▸ **DATA PROVIDED**
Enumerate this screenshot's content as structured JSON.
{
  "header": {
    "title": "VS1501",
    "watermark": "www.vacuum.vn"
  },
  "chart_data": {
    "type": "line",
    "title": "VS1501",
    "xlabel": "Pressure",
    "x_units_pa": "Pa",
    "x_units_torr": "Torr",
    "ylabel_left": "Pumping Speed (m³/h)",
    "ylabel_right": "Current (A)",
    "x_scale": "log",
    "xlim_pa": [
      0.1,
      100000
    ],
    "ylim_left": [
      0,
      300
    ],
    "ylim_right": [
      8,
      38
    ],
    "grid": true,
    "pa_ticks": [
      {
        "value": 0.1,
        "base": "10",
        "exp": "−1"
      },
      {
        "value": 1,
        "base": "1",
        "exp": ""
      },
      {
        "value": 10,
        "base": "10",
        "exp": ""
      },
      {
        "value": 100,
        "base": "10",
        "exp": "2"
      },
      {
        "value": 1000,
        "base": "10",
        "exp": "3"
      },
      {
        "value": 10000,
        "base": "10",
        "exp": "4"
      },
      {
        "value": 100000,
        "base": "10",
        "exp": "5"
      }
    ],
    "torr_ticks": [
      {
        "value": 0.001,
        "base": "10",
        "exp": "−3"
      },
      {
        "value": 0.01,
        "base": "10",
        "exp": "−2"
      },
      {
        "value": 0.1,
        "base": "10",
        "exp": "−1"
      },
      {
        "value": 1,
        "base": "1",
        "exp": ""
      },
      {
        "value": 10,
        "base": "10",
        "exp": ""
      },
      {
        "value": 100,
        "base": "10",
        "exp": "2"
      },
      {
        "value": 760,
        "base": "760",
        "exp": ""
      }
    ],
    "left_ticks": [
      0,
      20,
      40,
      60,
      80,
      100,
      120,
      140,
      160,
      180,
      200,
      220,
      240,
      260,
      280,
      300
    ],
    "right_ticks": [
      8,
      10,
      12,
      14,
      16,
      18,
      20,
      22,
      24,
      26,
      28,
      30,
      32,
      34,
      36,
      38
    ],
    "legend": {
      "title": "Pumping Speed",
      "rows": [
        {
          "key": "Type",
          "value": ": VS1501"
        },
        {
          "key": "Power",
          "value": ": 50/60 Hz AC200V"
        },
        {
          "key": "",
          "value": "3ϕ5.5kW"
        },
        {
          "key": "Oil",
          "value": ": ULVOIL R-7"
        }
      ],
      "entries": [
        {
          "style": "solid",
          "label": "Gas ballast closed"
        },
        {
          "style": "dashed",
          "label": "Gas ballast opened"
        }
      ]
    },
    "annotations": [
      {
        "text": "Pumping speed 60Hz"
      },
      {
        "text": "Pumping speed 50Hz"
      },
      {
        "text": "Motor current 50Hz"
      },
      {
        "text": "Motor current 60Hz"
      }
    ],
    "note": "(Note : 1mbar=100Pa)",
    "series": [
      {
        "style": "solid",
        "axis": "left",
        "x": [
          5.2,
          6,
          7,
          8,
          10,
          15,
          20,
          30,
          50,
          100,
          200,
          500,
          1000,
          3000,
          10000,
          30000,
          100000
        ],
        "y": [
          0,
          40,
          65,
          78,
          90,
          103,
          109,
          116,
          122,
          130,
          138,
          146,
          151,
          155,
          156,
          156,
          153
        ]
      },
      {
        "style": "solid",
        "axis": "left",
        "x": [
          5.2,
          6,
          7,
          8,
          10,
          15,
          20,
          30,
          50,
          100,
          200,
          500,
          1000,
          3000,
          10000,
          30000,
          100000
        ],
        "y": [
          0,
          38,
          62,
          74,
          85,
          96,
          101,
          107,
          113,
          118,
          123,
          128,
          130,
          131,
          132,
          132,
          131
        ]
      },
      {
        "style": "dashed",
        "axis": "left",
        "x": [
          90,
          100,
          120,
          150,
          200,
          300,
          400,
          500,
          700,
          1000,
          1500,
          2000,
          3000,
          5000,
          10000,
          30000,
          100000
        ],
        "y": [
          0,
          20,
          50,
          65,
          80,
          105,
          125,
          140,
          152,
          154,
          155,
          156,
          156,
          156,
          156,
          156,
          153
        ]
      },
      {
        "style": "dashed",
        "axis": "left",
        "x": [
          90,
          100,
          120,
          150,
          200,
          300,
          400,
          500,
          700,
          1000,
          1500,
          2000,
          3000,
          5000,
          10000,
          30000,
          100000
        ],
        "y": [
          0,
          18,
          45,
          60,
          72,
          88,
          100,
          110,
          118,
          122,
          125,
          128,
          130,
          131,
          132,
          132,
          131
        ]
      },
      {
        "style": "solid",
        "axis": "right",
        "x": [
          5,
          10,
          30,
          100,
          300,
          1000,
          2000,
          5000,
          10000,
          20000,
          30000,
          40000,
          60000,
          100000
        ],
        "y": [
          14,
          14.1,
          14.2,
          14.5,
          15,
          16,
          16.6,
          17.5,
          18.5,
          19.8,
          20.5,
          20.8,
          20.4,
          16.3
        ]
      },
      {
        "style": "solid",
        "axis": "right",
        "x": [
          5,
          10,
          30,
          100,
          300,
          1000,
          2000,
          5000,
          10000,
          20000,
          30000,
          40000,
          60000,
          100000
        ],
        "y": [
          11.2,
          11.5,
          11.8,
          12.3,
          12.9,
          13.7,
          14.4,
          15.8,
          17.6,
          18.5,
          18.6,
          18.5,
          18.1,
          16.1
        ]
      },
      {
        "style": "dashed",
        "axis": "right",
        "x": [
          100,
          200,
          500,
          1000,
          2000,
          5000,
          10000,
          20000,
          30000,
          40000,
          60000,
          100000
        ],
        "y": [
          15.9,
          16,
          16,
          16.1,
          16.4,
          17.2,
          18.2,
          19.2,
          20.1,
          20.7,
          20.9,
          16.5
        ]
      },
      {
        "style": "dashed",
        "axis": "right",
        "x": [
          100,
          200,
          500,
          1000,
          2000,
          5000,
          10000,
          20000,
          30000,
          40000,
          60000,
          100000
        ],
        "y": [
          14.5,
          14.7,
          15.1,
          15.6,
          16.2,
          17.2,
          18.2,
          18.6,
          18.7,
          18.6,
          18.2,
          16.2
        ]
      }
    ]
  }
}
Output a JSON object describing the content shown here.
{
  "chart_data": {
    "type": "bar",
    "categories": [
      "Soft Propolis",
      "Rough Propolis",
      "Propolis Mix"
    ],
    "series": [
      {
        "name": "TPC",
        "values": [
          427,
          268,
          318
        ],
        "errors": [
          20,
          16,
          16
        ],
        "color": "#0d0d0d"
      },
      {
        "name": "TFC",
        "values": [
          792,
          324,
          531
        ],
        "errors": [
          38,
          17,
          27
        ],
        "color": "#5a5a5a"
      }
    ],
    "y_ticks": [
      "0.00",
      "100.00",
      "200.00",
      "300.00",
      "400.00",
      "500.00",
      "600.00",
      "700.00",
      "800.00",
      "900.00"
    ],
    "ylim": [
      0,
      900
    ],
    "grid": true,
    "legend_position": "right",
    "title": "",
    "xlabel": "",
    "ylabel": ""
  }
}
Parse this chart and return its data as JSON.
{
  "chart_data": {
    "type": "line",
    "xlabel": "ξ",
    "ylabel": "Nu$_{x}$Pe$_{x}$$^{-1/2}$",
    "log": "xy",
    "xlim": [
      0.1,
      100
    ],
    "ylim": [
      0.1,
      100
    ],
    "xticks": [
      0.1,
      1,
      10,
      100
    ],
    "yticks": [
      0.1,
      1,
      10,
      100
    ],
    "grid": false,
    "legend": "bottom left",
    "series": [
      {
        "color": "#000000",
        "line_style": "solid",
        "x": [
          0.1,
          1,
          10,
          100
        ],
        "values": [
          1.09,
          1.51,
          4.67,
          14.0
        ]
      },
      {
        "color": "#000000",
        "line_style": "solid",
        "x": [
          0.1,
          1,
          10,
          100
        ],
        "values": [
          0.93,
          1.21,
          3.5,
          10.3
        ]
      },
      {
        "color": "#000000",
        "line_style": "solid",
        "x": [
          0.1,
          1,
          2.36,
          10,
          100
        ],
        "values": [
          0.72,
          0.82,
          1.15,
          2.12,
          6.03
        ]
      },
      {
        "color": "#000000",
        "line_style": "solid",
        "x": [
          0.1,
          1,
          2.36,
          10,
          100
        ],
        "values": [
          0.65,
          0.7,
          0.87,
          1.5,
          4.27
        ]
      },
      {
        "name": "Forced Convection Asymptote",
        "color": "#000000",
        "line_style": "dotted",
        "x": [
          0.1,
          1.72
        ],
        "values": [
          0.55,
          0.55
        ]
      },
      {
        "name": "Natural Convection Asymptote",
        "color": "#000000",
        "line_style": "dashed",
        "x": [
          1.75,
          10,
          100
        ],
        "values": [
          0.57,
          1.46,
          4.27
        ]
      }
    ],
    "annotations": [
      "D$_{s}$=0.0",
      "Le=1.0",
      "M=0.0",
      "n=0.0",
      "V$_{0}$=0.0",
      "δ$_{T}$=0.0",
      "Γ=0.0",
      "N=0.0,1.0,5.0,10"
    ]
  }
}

▸ **DIRECTIVE**
Pick out and copy the lines of the entries that hold the string "Asymptote".

▸ **CORRECT ANSWER**
        "name": "Forced Convection Asymptote",
        "name": "Natural Convection Asymptote",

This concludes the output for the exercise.